● ZU ERLEDIGENDE AUFGABE
Schreibe den Abschnitt des Artikels über den Madoff-Betrug, der mit den Worten „Aufgrund des Ausmaßes“ anfängt und mit „Finanzunternehmen zu unterstützen.“ aufhört, noch einmal ab. Tausche dabei „Reservefonds“ gegen „Notfallfonds“ aus.

═══ ZU LESENDER TEXT

Nach 50 Milliarden Dollar Schaden: Schneeballfirma wird aufgelöst

US-Behörden ordnen an, das Unternehmen des mutmaßlichen Betrügers Madoff zu liquidieren. Er soll die Renditen statt aus Gewinnen mit dem Geld neuer Klienten finanziert haben.

Nun werden die New Yorker Büros der Investmentfirma bald leer. Bild: reuters

Nach dem mutmaßlichen Milliardenbetrug des ehemaligen New Yorker Börsenchefs Bernard Madoff haben die US-Behörden angeordnet, seine Anlageberatungsfirma aufzulösen. Ein Amtsgericht in New York habe der Liquidation zugestimmt und einen Treuhänder beauftragt, teilte die Anlegerschutzorganisation SIPC am Montagabend mit.

Aufgrund des Ausmaßes des Betrugs sei es im Falle der Anlageberatungsfirma Bernard L. Madoff Investment Securities sehr unwahrscheinlich, dass Vermögenswerte gerettet werden könnten, erklärte SIPC-Chef Stephen Harbeck. Die SIPC verfügt über einen vom Kongress genehmigten Reservefonds, um die Investoren von bankrotten Finanzunternehmen zu unterstützen.

Nicht nur US-Anleger und Wohltätigkeitsorganisationen, auch europäische und japanische Großbanken und deren Kunden befürchten wegen Anlagen bei Madoffs Investmentfonds erhebliche Verluste. Deutsche Banken scheinen nach eigenen Auskünften vom Dienstag allerdings kaum betroffen zu sein. Dem früheren Chef der Technologiebörse Nasdaq wird von New Yorker Ermittlern vorgeworfen, Investoren mit einem Schneeballsystem um 50 Milliarden Dollar betrogen zu haben. Analysten und Kommentatoren sprechen von einem der größten Betrugsfälle in der Geschichte der Wall Street.

So kommt zur weltweiten Finanzkrise nun auch noch ein gigantischer Betrugsfall hinzu. Unter den Instituten, die auf Madoff hereingefallen sind, befinden sich die britische Royal Bank of Scotland, die ihr Risiko auf mehr als 446 Millionen Euro bezifferte. In ähnlichen Größenordnungen sind die belgisch-französische Natixis, die französische BNP Paribas und die spanische Bank BBVA betroffen. Der britische Hedgefonds Man Group investierte rund 240 Millionen Pfund. Kunden der spanischen Gruppe Santander waren am vertrauenvollsten: Über einen Fonds der Bank legten sie insgesamt 2,33 Milliarden Euro bei Madoff an. Nicola Horlick, Managerin von Bramdean Alternatives, die ebenfalls bei dem vertrauenerweckenden 70-Jährigen investiert hatte, sprach vom "wahrscheinlich größten Finanzskandal in der Geschichte des Marktes".

Unter den Geschädigten sind nicht nur Banken, sondern auch jüdische Stiftungen sowie Promis. So soll Friedensnobelpreisträger Elie Wiesel Geld verloren haben, ebenso wie Regisseur Steven Spielberg. In der Schweiz scheinen vor allem reiche Privatkunden betroffen zu sein, die über Banken und Vermögensverwalter in die wohlklingenden Madoff-Produkte investierten. Allein bei der Genfer Vermögensverwaltungsbank Union Bancaire Privee (UBP) geht es um Anlagen in Milliardenhöhe.

══════
═══ BEREITGESTELLTE DATEN

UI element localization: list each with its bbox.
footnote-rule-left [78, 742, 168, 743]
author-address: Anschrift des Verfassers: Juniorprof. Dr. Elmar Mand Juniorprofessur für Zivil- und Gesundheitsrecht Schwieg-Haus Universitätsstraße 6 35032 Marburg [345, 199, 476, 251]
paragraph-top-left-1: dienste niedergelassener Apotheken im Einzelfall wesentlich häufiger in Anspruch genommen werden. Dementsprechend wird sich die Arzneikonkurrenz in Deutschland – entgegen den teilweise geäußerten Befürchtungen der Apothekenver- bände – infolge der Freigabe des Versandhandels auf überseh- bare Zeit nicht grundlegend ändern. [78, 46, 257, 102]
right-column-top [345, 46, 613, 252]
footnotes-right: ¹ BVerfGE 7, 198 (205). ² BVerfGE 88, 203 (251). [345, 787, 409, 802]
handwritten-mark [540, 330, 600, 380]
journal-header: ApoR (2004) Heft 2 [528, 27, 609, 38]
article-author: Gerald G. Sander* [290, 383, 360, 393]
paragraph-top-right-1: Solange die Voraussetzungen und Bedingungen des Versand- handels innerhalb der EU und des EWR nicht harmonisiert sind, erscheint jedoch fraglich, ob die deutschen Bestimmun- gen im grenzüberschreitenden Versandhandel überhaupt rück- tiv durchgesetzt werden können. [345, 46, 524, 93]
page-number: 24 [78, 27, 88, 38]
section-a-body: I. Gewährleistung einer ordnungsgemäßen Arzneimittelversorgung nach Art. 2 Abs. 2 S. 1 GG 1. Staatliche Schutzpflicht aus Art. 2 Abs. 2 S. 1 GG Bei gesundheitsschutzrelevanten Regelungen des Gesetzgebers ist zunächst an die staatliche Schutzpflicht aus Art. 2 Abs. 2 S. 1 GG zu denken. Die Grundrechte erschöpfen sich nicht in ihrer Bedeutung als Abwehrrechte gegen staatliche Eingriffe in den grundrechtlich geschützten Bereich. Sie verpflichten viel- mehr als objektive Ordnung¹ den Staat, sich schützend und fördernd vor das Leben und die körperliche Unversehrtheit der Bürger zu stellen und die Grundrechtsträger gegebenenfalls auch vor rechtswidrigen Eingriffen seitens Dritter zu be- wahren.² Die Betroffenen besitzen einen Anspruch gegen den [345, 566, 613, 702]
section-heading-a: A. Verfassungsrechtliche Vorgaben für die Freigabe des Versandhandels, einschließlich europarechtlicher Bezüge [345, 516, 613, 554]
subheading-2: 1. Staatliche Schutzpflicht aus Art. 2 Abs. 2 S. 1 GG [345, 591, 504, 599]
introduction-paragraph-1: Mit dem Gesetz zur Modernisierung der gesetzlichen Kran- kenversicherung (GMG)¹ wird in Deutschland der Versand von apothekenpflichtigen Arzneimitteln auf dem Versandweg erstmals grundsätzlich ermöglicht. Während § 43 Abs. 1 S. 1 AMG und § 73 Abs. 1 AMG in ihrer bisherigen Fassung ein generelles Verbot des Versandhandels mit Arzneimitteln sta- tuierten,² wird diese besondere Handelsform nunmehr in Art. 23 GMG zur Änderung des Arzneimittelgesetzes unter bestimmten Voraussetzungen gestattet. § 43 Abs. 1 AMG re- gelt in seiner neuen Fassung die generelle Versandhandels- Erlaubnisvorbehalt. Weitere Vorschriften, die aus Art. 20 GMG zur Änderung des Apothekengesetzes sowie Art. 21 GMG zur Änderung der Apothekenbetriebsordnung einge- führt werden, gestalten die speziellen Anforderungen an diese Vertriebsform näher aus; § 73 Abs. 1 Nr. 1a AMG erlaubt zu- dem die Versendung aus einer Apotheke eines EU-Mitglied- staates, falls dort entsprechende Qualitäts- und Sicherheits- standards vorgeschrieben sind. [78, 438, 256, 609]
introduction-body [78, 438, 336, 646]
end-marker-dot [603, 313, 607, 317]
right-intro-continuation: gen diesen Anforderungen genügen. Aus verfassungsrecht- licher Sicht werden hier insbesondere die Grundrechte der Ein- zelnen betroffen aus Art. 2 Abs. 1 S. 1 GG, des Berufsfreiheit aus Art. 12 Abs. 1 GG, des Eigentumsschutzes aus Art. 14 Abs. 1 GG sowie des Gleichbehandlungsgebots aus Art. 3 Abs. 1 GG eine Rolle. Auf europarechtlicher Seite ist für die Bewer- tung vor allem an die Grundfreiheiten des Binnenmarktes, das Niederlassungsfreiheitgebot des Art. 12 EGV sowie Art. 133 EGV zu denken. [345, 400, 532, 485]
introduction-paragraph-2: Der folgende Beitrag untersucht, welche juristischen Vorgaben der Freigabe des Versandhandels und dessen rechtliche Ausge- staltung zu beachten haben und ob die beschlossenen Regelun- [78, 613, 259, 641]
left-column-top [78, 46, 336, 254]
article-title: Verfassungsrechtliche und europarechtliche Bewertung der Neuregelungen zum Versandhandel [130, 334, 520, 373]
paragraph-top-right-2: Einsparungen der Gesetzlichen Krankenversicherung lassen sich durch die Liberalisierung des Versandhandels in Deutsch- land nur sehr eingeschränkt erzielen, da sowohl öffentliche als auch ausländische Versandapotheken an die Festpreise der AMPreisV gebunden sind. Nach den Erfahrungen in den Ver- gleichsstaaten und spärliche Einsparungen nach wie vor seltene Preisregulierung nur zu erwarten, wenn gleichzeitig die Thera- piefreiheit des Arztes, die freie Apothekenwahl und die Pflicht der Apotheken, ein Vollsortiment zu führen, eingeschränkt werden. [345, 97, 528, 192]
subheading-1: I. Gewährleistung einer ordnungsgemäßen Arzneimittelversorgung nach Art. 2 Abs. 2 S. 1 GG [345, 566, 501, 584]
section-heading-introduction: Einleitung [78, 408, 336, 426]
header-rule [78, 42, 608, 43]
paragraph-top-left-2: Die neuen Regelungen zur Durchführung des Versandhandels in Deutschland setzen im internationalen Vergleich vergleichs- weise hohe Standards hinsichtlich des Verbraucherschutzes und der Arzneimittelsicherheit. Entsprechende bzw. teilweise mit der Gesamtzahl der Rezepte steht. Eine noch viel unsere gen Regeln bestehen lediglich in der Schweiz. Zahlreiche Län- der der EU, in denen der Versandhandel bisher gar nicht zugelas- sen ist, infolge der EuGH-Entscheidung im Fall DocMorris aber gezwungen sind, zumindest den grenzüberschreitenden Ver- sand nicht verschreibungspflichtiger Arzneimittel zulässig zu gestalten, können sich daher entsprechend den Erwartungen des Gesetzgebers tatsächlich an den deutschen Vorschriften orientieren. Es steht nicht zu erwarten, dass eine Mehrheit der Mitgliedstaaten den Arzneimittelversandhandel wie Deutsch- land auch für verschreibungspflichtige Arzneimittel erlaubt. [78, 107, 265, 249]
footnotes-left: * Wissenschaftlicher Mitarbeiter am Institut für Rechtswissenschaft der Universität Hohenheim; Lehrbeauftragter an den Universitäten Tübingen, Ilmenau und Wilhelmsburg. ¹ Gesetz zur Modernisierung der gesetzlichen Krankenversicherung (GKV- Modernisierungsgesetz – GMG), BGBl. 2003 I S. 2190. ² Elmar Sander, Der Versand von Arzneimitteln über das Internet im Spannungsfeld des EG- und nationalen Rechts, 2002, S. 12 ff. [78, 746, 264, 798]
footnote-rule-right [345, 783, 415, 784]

══════

● LÖSUNG SIEHE UNTEN
Aufgrund des Ausmaßes des Betrugs sei es im Falle der Anlageberatungsfirma Bernard L. Madoff Investment Securities sehr unwahrscheinlich, dass Vermögenswerte gerettet werden könnten, erklärte SIPC-Chef Stephen Harbeck. Die SIPC verfügt über einen vom Kongress genehmigten Notfallfonds, um die Investoren von bankrotten Finanzunternehmen zu unterstützen.